**YOUR GOAL**. Without the pictures, set down the records below word for word.

**AVAILABLE RECORDS**.
┌──

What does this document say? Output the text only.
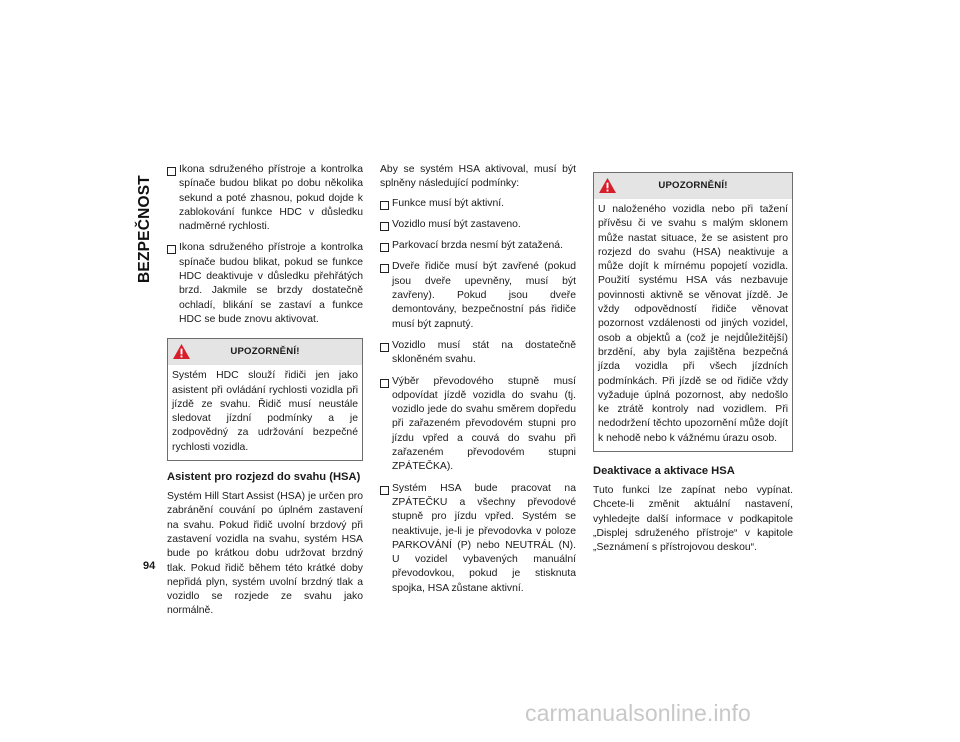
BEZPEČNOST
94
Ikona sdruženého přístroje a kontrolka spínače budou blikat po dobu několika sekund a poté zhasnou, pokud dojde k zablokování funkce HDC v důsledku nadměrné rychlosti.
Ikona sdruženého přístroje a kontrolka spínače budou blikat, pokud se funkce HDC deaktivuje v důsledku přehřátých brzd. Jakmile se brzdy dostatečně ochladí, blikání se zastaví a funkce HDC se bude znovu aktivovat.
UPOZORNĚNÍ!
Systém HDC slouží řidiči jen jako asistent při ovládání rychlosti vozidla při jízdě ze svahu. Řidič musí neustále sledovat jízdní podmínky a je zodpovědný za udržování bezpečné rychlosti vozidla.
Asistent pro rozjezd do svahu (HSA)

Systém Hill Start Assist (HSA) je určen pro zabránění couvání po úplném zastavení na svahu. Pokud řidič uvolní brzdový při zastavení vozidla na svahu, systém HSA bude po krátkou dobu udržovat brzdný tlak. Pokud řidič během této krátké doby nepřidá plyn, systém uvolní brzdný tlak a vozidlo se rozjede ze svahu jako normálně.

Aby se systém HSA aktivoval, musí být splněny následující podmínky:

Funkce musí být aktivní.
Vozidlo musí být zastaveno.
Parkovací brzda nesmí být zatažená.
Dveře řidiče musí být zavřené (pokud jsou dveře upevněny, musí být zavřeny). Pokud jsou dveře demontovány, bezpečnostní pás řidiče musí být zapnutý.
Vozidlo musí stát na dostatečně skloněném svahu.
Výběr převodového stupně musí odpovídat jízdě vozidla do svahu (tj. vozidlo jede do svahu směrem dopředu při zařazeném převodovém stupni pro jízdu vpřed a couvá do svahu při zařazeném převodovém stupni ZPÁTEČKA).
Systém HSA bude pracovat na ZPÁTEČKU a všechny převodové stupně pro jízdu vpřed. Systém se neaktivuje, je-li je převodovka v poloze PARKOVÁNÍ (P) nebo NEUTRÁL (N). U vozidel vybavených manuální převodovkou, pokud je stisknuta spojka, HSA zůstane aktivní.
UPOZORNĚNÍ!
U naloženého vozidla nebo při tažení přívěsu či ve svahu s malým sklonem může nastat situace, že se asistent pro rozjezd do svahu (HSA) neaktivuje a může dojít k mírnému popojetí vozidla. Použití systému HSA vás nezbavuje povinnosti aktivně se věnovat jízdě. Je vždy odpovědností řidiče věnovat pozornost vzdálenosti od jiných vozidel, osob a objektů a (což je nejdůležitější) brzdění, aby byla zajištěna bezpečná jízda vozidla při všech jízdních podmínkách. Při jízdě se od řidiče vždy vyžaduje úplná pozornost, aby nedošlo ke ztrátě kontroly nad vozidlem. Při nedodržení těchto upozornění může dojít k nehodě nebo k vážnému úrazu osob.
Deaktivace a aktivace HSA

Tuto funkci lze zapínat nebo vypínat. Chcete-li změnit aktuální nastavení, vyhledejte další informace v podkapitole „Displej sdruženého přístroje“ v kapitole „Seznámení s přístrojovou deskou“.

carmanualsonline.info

└──

**TASK RESULT**.
What does this document say? Output the text only.
BEZPEČNOST
94
Ikona sdruženého přístroje a kontrolka spínače budou blikat po dobu několika sekund a poté zhasnou, pokud dojde k zablokování funkce HDC v důsledku nadměrné rychlosti.
Ikona sdruženého přístroje a kontrolka spínače budou blikat, pokud se funkce HDC deaktivuje v důsledku přehřátých brzd. Jakmile se brzdy dostatečně ochladí, blikání se zastaví a funkce HDC se bude znovu aktivovat.
UPOZORNĚNÍ!
Systém HDC slouží řidiči jen jako asistent při ovládání rychlosti vozidla při jízdě ze svahu. Řidič musí neustále sledovat jízdní podmínky a je zodpovědný za udržování bezpečné rychlosti vozidla.
Asistent pro rozjezd do svahu (HSA)

Systém Hill Start Assist (HSA) je určen pro zabránění couvání po úplném zastavení na svahu. Pokud řidič uvolní brzdový při zastavení vozidla na svahu, systém HSA bude po krátkou dobu udržovat brzdný tlak. Pokud řidič během této krátké doby nepřidá plyn, systém uvolní brzdný tlak a vozidlo se rozjede ze svahu jako normálně.

Aby se systém HSA aktivoval, musí být splněny následující podmínky:

Funkce musí být aktivní.
Vozidlo musí být zastaveno.
Parkovací brzda nesmí být zatažená.
Dveře řidiče musí být zavřené (pokud jsou dveře upevněny, musí být zavřeny). Pokud jsou dveře demontovány, bezpečnostní pás řidiče musí být zapnutý.
Vozidlo musí stát na dostatečně skloněném svahu.
Výběr převodového stupně musí odpovídat jízdě vozidla do svahu (tj. vozidlo jede do svahu směrem dopředu při zařazeném převodovém stupni pro jízdu vpřed a couvá do svahu při zařazeném převodovém stupni ZPÁTEČKA).
Systém HSA bude pracovat na ZPÁTEČKU a všechny převodové stupně pro jízdu vpřed. Systém se neaktivuje, je-li je převodovka v poloze PARKOVÁNÍ (P) nebo NEUTRÁL (N). U vozidel vybavených manuální převodovkou, pokud je stisknuta spojka, HSA zůstane aktivní.
UPOZORNĚNÍ!
U naloženého vozidla nebo při tažení přívěsu či ve svahu s malým sklonem může nastat situace, že se asistent pro rozjezd do svahu (HSA) neaktivuje a může dojít k mírnému popojetí vozidla. Použití systému HSA vás nezbavuje povinnosti aktivně se věnovat jízdě. Je vždy odpovědností řidiče věnovat pozornost vzdálenosti od jiných vozidel, osob a objektů a (což je nejdůležitější) brzdění, aby byla zajištěna bezpečná jízda vozidla při všech jízdních podmínkách. Při jízdě se od řidiče vždy vyžaduje úplná pozornost, aby nedošlo ke ztrátě kontroly nad vozidlem. Při nedodržení těchto upozornění může dojít k nehodě nebo k vážnému úrazu osob.
Deaktivace a aktivace HSA

Tuto funkci lze zapínat nebo vypínat. Chcete-li změnit aktuální nastavení, vyhledejte další informace v podkapitole „Displej sdruženého přístroje“ v kapitole „Seznámení s přístrojovou deskou“.

carmanualsonline.info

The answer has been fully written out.